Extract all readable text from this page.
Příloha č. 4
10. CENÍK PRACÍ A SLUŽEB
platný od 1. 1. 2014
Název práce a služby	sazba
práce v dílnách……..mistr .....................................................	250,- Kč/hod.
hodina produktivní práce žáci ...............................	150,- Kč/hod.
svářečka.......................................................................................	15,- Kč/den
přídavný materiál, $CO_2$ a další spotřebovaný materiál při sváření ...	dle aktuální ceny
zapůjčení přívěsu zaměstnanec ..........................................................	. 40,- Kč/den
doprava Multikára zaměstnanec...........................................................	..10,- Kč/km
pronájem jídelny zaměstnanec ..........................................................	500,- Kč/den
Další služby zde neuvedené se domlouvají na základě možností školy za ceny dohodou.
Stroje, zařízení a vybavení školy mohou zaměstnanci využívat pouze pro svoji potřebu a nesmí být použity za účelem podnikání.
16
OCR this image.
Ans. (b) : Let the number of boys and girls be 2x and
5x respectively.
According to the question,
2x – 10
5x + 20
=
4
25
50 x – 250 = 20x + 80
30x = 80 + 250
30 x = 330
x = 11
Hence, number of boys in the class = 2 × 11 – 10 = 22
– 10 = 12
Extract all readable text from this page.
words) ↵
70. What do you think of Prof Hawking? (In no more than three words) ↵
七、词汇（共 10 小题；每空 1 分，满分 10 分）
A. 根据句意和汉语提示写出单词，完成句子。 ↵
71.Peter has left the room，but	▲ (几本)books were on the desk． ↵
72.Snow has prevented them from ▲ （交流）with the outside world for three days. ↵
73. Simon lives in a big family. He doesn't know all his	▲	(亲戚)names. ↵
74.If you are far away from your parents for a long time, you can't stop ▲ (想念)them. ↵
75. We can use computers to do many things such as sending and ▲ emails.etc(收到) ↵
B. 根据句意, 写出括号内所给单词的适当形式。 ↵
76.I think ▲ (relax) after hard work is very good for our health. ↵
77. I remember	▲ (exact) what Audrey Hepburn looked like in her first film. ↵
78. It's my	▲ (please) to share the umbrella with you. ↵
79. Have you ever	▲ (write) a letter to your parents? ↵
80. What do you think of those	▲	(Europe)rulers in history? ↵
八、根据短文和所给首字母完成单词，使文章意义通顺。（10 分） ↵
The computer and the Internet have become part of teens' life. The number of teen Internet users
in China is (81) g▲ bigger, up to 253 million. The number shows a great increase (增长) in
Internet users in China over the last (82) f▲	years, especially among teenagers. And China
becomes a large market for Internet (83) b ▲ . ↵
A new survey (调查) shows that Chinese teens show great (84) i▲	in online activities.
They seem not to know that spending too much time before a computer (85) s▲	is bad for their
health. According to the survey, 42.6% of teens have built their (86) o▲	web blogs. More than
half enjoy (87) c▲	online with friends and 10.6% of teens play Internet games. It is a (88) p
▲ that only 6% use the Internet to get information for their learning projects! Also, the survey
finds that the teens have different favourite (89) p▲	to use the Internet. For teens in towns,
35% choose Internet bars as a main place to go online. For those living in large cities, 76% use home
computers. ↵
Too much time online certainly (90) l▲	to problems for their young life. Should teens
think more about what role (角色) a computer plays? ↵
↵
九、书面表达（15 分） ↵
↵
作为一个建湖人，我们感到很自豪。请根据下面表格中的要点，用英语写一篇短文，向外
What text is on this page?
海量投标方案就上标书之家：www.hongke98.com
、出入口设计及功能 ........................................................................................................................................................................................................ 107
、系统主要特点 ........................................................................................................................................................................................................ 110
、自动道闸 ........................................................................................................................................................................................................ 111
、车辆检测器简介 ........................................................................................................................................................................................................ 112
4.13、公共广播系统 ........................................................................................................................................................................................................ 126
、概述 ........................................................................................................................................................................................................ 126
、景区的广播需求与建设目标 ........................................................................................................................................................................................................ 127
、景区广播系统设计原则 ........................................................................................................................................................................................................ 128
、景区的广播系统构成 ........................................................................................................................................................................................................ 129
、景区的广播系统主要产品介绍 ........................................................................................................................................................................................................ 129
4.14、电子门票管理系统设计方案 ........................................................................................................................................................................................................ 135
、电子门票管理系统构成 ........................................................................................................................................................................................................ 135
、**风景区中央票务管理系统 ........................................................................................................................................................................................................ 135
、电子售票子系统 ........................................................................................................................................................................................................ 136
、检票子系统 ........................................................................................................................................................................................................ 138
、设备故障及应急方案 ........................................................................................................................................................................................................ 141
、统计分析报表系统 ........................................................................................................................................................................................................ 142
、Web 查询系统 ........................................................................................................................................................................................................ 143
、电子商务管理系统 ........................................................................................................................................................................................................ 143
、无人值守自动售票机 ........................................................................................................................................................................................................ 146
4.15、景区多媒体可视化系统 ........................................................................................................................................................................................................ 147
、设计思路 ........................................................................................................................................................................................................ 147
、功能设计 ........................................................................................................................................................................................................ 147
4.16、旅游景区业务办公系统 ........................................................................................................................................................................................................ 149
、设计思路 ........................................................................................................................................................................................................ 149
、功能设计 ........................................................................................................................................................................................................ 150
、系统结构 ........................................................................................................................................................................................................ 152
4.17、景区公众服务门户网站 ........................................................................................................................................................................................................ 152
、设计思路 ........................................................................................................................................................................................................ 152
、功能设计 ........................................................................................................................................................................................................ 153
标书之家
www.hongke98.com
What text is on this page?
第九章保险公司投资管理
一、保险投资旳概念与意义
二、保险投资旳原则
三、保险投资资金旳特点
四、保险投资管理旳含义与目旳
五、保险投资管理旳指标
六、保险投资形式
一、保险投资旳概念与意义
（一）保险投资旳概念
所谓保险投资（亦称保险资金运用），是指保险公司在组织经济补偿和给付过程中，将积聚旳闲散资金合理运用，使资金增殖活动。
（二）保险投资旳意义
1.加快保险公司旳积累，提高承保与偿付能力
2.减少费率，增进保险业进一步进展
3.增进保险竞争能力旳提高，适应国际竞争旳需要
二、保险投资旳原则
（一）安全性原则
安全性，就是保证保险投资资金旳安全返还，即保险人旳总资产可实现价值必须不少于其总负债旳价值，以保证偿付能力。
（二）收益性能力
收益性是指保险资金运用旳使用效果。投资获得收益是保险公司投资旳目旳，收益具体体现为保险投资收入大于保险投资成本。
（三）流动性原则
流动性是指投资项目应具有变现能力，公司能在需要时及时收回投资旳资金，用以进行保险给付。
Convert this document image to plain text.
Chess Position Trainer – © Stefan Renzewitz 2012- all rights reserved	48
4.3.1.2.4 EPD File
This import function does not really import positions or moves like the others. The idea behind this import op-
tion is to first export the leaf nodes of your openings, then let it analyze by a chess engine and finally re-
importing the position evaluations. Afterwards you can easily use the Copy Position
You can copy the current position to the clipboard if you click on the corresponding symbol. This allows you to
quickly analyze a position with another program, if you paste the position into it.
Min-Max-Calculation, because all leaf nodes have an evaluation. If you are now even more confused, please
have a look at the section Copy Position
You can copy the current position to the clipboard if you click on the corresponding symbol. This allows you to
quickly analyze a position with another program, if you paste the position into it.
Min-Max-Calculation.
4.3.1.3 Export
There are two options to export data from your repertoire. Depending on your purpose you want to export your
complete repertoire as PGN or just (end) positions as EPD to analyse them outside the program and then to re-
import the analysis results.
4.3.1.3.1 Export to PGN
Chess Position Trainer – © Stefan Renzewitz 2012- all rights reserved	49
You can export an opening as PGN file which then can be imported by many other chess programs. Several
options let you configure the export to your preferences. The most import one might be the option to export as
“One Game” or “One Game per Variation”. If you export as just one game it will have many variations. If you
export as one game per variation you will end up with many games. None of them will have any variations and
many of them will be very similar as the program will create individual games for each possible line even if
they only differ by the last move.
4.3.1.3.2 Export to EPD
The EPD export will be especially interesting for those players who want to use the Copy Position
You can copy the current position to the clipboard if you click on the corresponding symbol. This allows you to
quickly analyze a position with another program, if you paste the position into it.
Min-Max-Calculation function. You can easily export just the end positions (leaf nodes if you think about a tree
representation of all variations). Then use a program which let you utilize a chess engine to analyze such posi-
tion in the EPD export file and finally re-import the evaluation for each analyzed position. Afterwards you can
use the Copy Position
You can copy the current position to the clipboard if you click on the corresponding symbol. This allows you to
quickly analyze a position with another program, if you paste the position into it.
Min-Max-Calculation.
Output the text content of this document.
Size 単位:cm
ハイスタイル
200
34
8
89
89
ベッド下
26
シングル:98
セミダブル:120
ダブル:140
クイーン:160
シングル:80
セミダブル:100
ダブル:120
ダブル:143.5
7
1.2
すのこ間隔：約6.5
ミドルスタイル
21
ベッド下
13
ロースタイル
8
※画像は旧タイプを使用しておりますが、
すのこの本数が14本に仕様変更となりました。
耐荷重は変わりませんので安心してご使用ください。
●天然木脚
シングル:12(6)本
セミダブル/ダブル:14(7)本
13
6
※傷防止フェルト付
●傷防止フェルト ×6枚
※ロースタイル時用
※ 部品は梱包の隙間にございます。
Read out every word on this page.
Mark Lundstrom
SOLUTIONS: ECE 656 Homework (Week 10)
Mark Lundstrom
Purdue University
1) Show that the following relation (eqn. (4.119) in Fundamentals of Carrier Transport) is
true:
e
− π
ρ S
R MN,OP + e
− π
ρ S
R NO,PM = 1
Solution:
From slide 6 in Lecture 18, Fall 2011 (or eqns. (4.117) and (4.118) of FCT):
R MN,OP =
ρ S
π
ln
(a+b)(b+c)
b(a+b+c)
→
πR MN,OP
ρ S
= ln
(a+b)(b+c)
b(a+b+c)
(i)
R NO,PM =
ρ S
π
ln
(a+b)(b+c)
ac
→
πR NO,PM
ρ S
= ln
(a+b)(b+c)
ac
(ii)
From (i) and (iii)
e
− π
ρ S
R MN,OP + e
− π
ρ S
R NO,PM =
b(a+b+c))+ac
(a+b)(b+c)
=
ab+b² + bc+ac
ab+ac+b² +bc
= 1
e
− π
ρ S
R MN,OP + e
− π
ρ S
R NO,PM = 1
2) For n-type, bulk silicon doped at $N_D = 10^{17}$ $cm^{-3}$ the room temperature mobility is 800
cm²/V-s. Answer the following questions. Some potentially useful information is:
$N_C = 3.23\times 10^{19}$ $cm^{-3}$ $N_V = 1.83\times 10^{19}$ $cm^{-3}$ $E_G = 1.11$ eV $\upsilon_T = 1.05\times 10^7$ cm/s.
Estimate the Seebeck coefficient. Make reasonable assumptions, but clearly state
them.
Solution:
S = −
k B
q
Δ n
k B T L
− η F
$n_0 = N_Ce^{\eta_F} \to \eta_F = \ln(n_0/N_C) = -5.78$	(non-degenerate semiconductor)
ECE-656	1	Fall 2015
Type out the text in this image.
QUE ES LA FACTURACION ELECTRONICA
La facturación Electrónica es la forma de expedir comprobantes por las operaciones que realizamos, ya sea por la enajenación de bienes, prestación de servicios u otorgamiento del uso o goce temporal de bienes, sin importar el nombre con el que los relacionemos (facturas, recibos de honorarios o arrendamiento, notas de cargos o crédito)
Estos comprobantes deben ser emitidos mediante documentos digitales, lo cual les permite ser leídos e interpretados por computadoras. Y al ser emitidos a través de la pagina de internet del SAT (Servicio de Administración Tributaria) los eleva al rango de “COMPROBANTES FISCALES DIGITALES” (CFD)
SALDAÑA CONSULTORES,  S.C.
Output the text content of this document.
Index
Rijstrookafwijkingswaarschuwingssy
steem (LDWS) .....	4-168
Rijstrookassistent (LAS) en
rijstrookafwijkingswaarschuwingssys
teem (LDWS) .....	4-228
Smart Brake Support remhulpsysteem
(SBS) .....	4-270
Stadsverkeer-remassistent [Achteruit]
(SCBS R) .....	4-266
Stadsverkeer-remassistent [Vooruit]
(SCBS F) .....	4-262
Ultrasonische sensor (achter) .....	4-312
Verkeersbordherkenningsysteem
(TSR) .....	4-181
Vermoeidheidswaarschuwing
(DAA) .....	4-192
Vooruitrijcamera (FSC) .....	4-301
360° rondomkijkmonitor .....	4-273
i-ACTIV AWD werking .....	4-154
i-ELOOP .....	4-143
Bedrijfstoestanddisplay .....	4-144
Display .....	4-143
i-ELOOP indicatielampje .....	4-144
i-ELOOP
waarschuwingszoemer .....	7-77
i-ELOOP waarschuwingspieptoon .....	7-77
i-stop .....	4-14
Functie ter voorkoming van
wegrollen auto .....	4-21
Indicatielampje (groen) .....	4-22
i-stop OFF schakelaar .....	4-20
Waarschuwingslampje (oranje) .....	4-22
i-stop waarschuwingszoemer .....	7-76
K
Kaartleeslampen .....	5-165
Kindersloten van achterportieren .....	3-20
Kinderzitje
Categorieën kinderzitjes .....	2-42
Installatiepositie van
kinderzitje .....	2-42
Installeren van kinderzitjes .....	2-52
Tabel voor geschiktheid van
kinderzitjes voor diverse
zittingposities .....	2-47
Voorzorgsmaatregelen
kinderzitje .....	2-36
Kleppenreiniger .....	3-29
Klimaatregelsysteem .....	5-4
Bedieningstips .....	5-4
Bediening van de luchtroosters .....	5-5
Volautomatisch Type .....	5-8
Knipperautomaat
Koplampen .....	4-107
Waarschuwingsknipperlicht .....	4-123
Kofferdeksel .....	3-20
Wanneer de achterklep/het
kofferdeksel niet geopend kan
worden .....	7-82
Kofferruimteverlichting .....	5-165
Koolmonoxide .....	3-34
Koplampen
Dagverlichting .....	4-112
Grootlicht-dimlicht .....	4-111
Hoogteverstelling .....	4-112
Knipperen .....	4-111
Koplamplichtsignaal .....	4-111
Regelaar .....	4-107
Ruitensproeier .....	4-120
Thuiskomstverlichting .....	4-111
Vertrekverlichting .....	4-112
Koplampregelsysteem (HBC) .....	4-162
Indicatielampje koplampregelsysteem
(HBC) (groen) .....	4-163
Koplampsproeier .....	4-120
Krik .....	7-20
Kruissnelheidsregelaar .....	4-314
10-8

# # # # # # #

[Stated goal] Find the lines above that contain the word "please" and collect them.

[Task answer]
78. It's my	▲ (please) to share the umbrella with you. ↵
Min-Max-Calculation, because all leaf nodes have an evaluation. If you are now even more confused, please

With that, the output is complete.